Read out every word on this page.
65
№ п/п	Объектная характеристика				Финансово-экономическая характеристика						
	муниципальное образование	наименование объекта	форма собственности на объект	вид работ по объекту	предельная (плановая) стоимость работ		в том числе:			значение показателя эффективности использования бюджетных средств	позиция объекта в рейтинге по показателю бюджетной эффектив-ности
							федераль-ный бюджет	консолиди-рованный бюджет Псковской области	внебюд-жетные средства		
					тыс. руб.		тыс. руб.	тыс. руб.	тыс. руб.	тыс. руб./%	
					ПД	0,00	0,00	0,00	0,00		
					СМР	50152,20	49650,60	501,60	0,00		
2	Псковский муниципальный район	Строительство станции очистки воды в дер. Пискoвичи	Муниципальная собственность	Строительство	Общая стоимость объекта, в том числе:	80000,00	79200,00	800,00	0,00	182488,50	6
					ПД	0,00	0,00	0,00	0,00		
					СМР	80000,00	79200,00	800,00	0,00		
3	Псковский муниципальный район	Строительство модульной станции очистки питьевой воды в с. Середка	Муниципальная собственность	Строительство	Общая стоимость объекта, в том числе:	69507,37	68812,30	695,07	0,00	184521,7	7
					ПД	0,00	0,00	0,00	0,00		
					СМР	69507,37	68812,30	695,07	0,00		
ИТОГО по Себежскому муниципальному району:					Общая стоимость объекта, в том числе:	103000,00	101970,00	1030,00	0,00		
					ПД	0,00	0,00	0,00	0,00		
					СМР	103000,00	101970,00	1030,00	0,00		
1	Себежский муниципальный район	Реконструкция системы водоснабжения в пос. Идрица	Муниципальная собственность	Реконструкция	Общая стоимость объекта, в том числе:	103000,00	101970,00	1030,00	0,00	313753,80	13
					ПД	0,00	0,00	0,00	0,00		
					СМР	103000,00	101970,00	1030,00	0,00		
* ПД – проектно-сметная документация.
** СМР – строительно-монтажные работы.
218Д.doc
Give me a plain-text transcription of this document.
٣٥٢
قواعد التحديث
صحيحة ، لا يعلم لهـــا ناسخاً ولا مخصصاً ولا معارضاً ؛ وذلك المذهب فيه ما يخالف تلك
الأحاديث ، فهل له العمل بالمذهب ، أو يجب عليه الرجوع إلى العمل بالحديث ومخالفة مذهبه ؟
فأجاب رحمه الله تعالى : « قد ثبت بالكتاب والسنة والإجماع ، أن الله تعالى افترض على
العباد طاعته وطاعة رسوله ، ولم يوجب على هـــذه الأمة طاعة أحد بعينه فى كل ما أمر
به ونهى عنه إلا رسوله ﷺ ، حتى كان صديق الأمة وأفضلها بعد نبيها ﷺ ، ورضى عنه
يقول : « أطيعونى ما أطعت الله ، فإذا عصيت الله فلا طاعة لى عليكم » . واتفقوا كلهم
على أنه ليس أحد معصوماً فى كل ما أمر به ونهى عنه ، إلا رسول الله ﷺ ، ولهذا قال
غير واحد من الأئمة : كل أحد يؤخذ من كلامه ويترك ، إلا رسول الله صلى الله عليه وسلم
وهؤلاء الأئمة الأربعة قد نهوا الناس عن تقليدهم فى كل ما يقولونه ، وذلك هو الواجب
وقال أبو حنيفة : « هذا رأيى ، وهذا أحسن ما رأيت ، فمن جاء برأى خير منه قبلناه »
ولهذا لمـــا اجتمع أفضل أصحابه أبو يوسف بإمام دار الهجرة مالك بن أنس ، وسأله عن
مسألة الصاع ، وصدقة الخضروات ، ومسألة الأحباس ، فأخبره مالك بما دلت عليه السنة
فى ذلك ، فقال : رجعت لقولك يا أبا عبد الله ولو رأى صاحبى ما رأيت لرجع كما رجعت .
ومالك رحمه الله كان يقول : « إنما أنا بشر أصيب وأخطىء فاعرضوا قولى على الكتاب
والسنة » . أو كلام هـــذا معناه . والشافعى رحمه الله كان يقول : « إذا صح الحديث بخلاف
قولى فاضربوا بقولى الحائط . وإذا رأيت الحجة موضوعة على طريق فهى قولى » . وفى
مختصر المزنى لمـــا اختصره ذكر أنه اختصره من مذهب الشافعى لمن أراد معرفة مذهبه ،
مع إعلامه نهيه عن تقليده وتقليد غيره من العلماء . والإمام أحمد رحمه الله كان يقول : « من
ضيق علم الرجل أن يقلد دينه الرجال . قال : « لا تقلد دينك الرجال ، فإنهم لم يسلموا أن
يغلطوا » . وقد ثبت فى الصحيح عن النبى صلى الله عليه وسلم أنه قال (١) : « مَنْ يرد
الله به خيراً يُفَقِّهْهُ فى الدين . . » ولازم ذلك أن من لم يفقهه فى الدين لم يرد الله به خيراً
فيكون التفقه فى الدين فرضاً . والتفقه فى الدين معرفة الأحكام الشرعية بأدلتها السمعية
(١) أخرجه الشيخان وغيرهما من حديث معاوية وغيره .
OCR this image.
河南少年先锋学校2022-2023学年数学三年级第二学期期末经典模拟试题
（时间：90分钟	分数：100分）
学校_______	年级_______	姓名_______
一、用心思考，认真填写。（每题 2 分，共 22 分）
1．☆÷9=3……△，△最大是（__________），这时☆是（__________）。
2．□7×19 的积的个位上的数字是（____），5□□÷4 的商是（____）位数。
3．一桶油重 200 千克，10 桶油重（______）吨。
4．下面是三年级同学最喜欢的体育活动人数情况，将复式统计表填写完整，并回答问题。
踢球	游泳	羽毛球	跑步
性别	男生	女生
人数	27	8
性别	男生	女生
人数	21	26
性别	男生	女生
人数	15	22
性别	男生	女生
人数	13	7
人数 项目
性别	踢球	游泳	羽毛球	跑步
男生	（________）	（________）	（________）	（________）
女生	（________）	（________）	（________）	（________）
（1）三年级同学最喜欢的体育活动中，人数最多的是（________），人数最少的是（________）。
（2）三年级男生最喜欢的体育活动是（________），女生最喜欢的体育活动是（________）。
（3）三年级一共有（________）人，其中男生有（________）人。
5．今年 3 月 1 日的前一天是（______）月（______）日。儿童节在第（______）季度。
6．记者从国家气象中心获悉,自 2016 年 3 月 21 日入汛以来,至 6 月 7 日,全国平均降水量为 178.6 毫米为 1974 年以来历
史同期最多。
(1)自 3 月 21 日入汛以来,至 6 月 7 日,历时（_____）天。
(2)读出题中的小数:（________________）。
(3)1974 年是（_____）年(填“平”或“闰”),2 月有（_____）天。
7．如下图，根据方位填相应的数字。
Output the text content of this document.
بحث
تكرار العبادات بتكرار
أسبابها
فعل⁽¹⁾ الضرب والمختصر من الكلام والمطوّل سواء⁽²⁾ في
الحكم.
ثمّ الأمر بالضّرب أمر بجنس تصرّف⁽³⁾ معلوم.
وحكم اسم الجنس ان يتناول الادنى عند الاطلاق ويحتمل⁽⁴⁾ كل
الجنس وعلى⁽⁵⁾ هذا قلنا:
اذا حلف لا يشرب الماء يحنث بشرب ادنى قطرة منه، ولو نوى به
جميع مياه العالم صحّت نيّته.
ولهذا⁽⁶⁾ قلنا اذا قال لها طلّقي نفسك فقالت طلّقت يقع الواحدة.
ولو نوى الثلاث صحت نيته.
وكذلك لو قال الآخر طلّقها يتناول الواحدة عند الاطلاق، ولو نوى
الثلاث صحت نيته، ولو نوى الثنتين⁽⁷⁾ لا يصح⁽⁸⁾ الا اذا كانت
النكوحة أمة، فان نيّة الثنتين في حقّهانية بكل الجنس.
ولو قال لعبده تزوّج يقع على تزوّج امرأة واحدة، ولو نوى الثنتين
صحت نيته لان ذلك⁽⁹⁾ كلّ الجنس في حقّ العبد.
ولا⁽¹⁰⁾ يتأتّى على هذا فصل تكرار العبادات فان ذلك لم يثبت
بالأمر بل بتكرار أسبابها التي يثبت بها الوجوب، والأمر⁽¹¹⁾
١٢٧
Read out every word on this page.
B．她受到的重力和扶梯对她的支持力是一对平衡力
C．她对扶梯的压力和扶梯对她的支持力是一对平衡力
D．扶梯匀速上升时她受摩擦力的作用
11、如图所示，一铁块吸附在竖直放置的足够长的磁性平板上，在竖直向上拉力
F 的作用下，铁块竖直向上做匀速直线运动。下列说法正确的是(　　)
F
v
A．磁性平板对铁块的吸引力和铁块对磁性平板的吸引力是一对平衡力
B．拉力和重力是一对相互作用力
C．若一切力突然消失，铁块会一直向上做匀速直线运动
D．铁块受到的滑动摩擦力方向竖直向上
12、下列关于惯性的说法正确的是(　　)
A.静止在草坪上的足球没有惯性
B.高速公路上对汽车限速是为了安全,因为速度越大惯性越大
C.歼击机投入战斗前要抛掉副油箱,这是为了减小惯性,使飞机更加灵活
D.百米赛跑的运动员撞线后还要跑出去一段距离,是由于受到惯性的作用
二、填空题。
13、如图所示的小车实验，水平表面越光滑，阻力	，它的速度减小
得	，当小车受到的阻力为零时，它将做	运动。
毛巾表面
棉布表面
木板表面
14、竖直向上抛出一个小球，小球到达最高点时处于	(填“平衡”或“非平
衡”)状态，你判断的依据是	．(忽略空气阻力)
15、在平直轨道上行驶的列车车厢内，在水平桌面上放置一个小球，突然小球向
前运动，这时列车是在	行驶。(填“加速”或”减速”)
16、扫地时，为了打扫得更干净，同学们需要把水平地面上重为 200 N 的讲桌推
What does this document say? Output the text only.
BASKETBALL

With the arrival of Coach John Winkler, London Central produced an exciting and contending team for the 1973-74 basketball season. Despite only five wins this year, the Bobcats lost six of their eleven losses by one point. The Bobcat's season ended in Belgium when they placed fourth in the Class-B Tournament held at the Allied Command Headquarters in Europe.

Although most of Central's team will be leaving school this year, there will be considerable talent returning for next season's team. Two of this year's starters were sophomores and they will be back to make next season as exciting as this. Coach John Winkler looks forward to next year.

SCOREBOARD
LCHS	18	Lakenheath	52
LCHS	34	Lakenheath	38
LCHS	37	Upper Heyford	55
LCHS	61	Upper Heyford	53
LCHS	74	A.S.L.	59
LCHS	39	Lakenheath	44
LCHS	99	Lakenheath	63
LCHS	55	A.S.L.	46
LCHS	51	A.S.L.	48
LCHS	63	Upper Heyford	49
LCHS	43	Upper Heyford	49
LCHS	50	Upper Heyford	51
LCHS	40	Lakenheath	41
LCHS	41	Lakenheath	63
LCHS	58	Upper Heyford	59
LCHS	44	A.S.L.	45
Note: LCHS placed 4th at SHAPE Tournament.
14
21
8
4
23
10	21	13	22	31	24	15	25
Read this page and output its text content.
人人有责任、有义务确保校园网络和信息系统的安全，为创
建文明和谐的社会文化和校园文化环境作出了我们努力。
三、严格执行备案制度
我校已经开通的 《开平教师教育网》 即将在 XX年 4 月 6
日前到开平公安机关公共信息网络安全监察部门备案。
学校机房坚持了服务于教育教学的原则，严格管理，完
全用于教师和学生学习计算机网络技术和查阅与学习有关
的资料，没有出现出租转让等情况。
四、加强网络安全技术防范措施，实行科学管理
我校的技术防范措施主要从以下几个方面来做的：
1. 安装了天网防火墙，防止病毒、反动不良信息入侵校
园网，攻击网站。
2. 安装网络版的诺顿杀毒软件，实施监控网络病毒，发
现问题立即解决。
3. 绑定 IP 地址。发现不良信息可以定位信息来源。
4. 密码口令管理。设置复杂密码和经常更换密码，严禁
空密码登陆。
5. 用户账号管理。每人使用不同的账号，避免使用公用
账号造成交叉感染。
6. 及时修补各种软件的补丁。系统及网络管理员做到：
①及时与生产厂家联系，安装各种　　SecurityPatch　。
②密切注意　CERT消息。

○ ○ ○ ○ ○

> YOUR OBJECTIVE
Go through the entries and return each line where the word "والسنة" appears.

> OUTPUT
فأجاب رحمه الله تعالى : « قد ثبت بالكتاب والسنة والإجماع ، أن الله تعالى افترض على
والسنة » . أو كلام هـــذا معناه . والشافعى رحمه الله كان يقول : « إذا صح الحديث بخلاف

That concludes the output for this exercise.